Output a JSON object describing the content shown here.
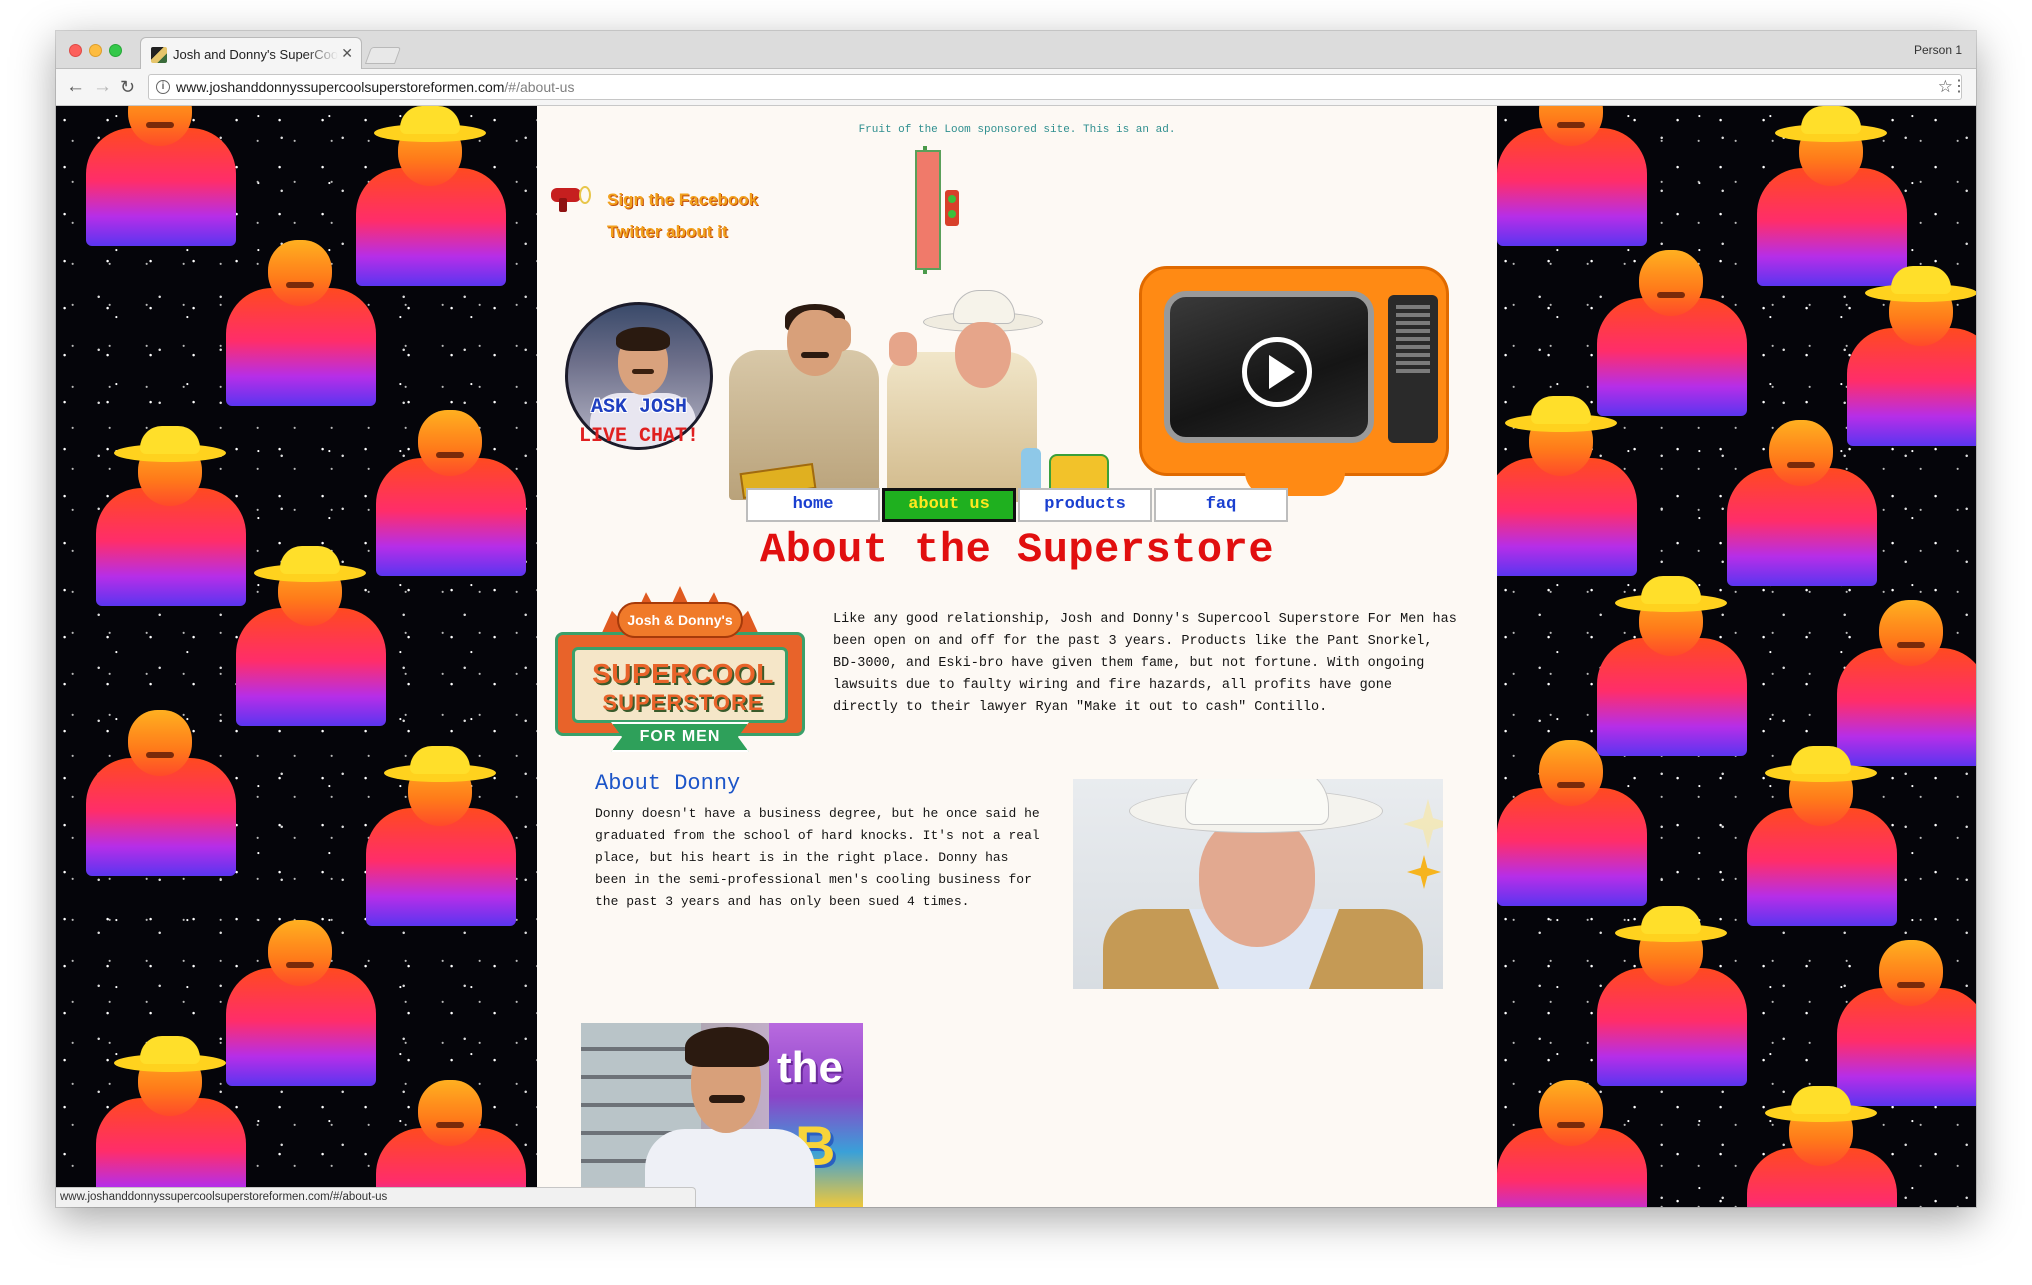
{
  "browser": {
    "tab_title": "Josh and Donny's SuperCool",
    "profile": "Person 1",
    "url_host": "www.joshanddonnyssupercoolsuperstoreformen.com",
    "url_path": "/#/about-us",
    "status_url": "www.joshanddonnyssupercoolsuperstoreformen.com/#/about-us"
  },
  "header": {
    "sponsor": "Fruit of the Loom sponsored site. This is an ad.",
    "social": {
      "facebook": "Sign the Facebook",
      "twitter": "Twitter about it"
    },
    "ask_josh": {
      "line1": "ASK JOSH",
      "line2": "LIVE CHAT!"
    }
  },
  "nav": {
    "items": [
      "home",
      "about us",
      "products",
      "faq"
    ],
    "active": "about us"
  },
  "main": {
    "title": "About the Superstore",
    "logo": {
      "top": "Josh & Donny's",
      "line1": "SUPERCOOL",
      "line2": "SUPERSTORE",
      "ribbon": "FOR MEN"
    },
    "intro": "Like any good relationship, Josh and Donny's Supercool Superstore For Men has been open on and off for the past 3 years. Products like the Pant Snorkel, BD-3000, and Eski-bro have given them fame, but not fortune. With ongoing lawsuits due to faulty wiring and fire hazards, all profits have gone directly to their lawyer Ryan \"Make it out to cash\" Contillo.",
    "donny": {
      "heading": "About Donny",
      "text": "Donny doesn't have a business degree, but he once said he graduated from the school of hard knocks. It's not a real place, but his heart is in the right place. Donny has been in the semi-professional men's cooling business for the past 3 years and has only been sued 4 times."
    },
    "josh_photo_sign": {
      "word": "the",
      "letter": "B"
    }
  }
}
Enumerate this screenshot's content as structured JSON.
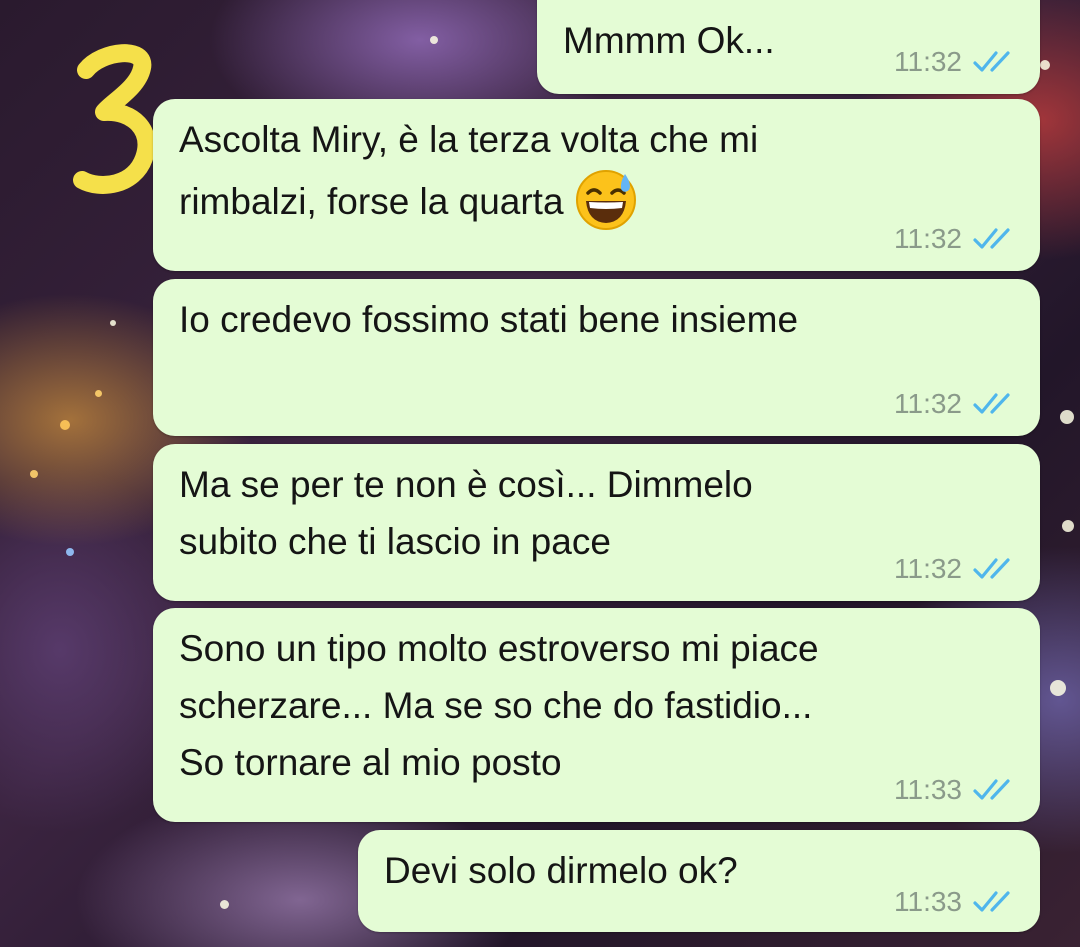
{
  "annotation": {
    "number": "3",
    "color": "#f5e04a"
  },
  "colors": {
    "bubble": "#e4fcd5",
    "tick": "#4fb6ec",
    "time": "#8a9a8a"
  },
  "messages": [
    {
      "text": "Mmmm Ok...",
      "time": "11:32",
      "status": "read-double-tick-icon"
    },
    {
      "text": "Ascolta Miry, è la terza volta che mi\nrimbalzi, forse la quarta",
      "emoji": "grinning-face-with-sweat-emoji",
      "time": "11:32",
      "status": "read-double-tick-icon"
    },
    {
      "text": "Io credevo fossimo stati bene insieme",
      "time": "11:32",
      "status": "read-double-tick-icon"
    },
    {
      "text": "Ma se per te non è così... Dimmelo\nsubito che ti lascio in pace",
      "time": "11:32",
      "status": "read-double-tick-icon"
    },
    {
      "text": "Sono un tipo molto estroverso mi piace\nscherzare... Ma se so che do fastidio...\nSo tornare al mio posto",
      "time": "11:33",
      "status": "read-double-tick-icon"
    },
    {
      "text": "Devi solo dirmelo ok?",
      "time": "11:33",
      "status": "read-double-tick-icon"
    }
  ]
}
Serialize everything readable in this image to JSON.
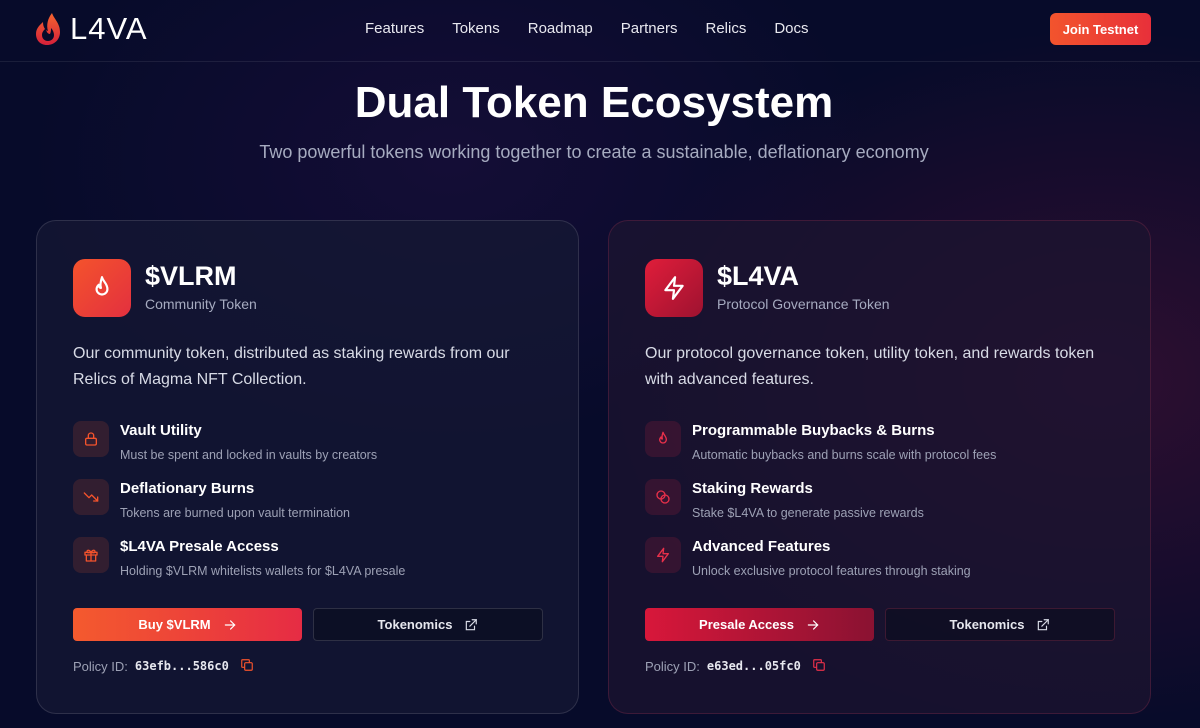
{
  "header": {
    "logo_text": "L4VA",
    "nav": [
      "Features",
      "Tokens",
      "Roadmap",
      "Partners",
      "Relics",
      "Docs"
    ],
    "cta_label": "Join Testnet"
  },
  "hero": {
    "title": "Dual Token Ecosystem",
    "subtitle": "Two powerful tokens working together to create a sustainable, deflationary economy"
  },
  "cards": [
    {
      "token_name": "$VLRM",
      "token_subtitle": "Community Token",
      "icon": "flame-icon",
      "description": "Our community token, distributed as staking rewards from our Relics of Magma NFT Collection.",
      "features": [
        {
          "icon": "lock-icon",
          "title": "Vault Utility",
          "desc": "Must be spent and locked in vaults by creators"
        },
        {
          "icon": "trending-down-icon",
          "title": "Deflationary Burns",
          "desc": "Tokens are burned upon vault termination"
        },
        {
          "icon": "gift-icon",
          "title": "$L4VA Presale Access",
          "desc": "Holding $VLRM whitelists wallets for $L4VA presale"
        }
      ],
      "primary_button": "Buy $VLRM",
      "secondary_button": "Tokenomics",
      "policy_label": "Policy ID:",
      "policy_id": "63efb...586c0"
    },
    {
      "token_name": "$L4VA",
      "token_subtitle": "Protocol Governance Token",
      "icon": "lightning-icon",
      "description": "Our protocol governance token, utility token, and rewards token with advanced features.",
      "features": [
        {
          "icon": "flame-icon",
          "title": "Programmable Buybacks & Burns",
          "desc": "Automatic buybacks and burns scale with protocol fees"
        },
        {
          "icon": "coins-icon",
          "title": "Staking Rewards",
          "desc": "Stake $L4VA to generate passive rewards"
        },
        {
          "icon": "lightning-icon",
          "title": "Advanced Features",
          "desc": "Unlock exclusive protocol features through staking"
        }
      ],
      "primary_button": "Presale Access",
      "secondary_button": "Tokenomics",
      "policy_label": "Policy ID:",
      "policy_id": "e63ed...05fc0"
    }
  ],
  "colors": {
    "background": "#070b2a",
    "accent_orange": "#f4532c",
    "accent_red": "#e01d3a"
  }
}
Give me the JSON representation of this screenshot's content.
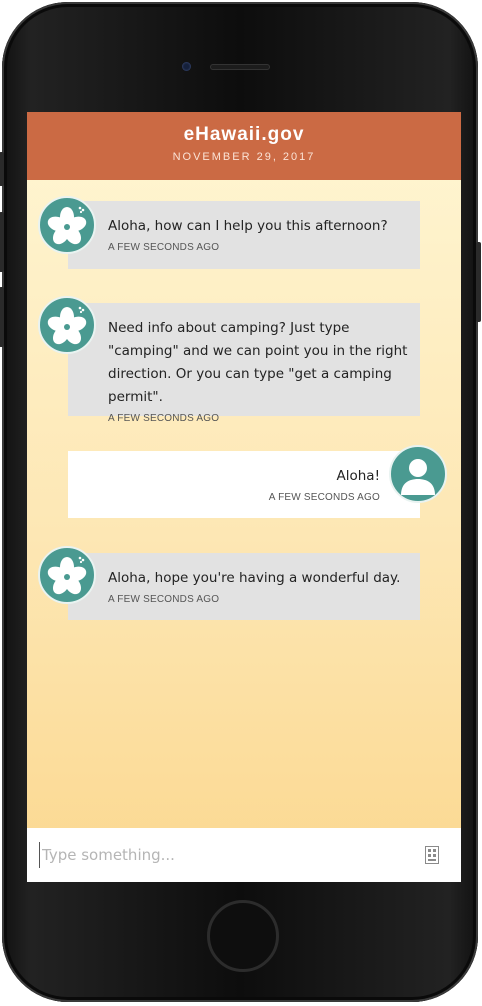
{
  "app": {
    "title": "eHawaii.gov",
    "date": "NOVEMBER 29, 2017"
  },
  "messages": [
    {
      "sender": "bot",
      "text": "Aloha, how can I help you this afternoon?",
      "time": "A FEW SECONDS AGO",
      "avatar_icon": "hibiscus-icon"
    },
    {
      "sender": "bot",
      "text": "Need info about camping? Just type \"camping\" and we can point you in the right direction. Or you can type \"get a camping permit\".",
      "time": "A FEW SECONDS AGO",
      "avatar_icon": "hibiscus-icon"
    },
    {
      "sender": "user",
      "text": "Aloha!",
      "time": "A FEW SECONDS AGO",
      "avatar_icon": "user-silhouette-icon"
    },
    {
      "sender": "bot",
      "text": "Aloha, hope you're having a wonderful day.",
      "time": "A FEW SECONDS AGO",
      "avatar_icon": "hibiscus-icon"
    }
  ],
  "input": {
    "placeholder": "Type something...",
    "value": "",
    "action_icon": "keyboard-icon"
  },
  "colors": {
    "header": "#cb6a44",
    "avatar": "#4a9a91",
    "bot_bubble": "#e2e2e2",
    "user_bubble": "#ffffff",
    "background_top": "#fff6d3",
    "background_bottom": "#fbd890"
  }
}
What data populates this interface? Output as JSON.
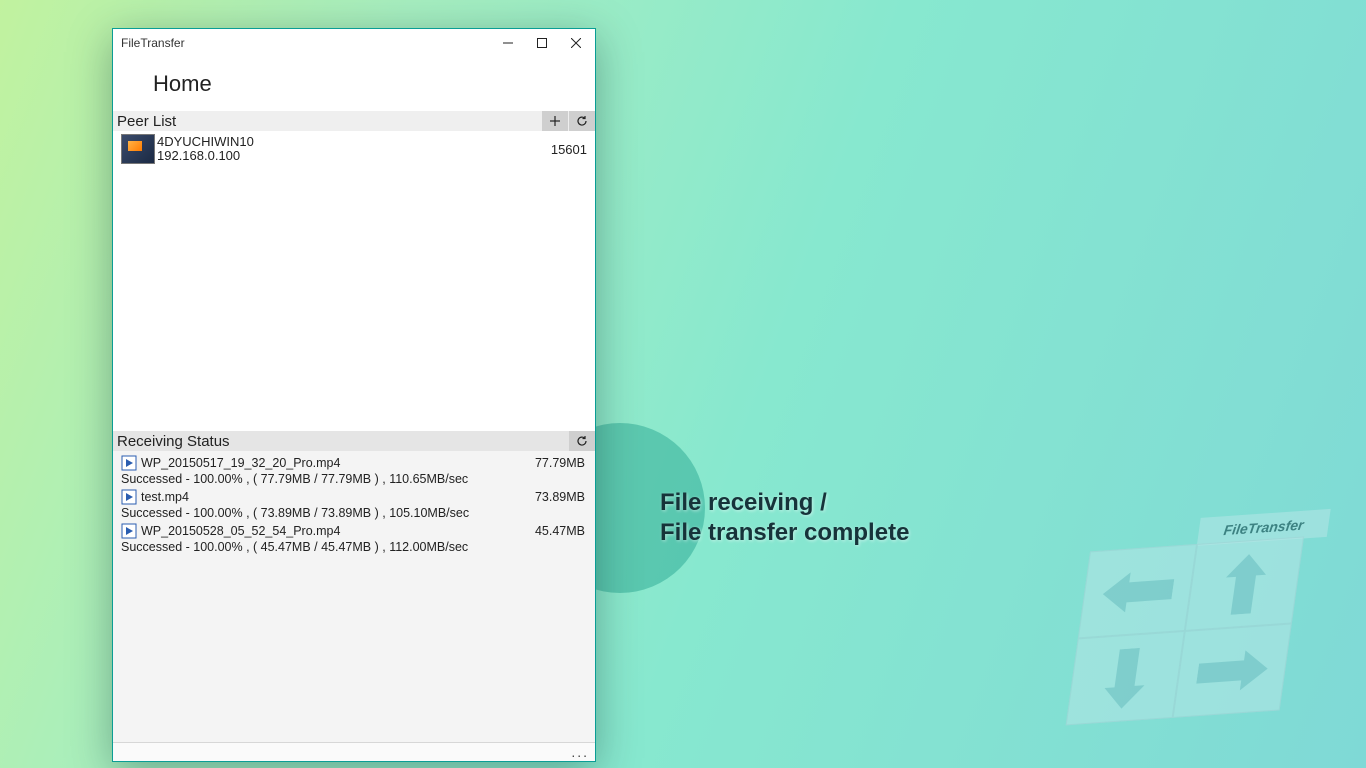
{
  "promo": {
    "line1": "File receiving /",
    "line2": "File transfer complete"
  },
  "logo_label": "FileTransfer",
  "window": {
    "title": "FileTransfer",
    "page_title": "Home",
    "peer_section_label": "Peer List",
    "recv_section_label": "Receiving Status",
    "status_ellipsis": "..."
  },
  "peers": [
    {
      "name": "4DYUCHIWIN10",
      "ip": "192.168.0.100",
      "port": "15601"
    }
  ],
  "files": [
    {
      "name": "WP_20150517_19_32_20_Pro.mp4",
      "size": "77.79MB",
      "status": "Successed - 100.00% , ( 77.79MB / 77.79MB ) , 110.65MB/sec"
    },
    {
      "name": "test.mp4",
      "size": "73.89MB",
      "status": "Successed - 100.00% , ( 73.89MB / 73.89MB ) , 105.10MB/sec"
    },
    {
      "name": "WP_20150528_05_52_54_Pro.mp4",
      "size": "45.47MB",
      "status": "Successed - 100.00% , ( 45.47MB / 45.47MB ) , 112.00MB/sec"
    }
  ]
}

+--

**WORK TO COMPLETE**. Your task is to output exactly the lines from the line containing "What data populates" through the last line, inclusive, leaving every picture out.

**ANSWER BELOW**.
What data populates this interface? Output as JSON.
{
  "promo": {
    "line1": "File receiving /",
    "line2": "File transfer complete"
  },
  "logo_label": "FileTransfer",
  "window": {
    "title": "FileTransfer",
    "page_title": "Home",
    "peer_section_label": "Peer List",
    "recv_section_label": "Receiving Status",
    "status_ellipsis": "..."
  },
  "peers": [
    {
      "name": "4DYUCHIWIN10",
      "ip": "192.168.0.100",
      "port": "15601"
    }
  ],
  "files": [
    {
      "name": "WP_20150517_19_32_20_Pro.mp4",
      "size": "77.79MB",
      "status": "Successed - 100.00% , ( 77.79MB / 77.79MB ) , 110.65MB/sec"
    },
    {
      "name": "test.mp4",
      "size": "73.89MB",
      "status": "Successed - 100.00% , ( 73.89MB / 73.89MB ) , 105.10MB/sec"
    },
    {
      "name": "WP_20150528_05_52_54_Pro.mp4",
      "size": "45.47MB",
      "status": "Successed - 100.00% , ( 45.47MB / 45.47MB ) , 112.00MB/sec"
    }
  ]
}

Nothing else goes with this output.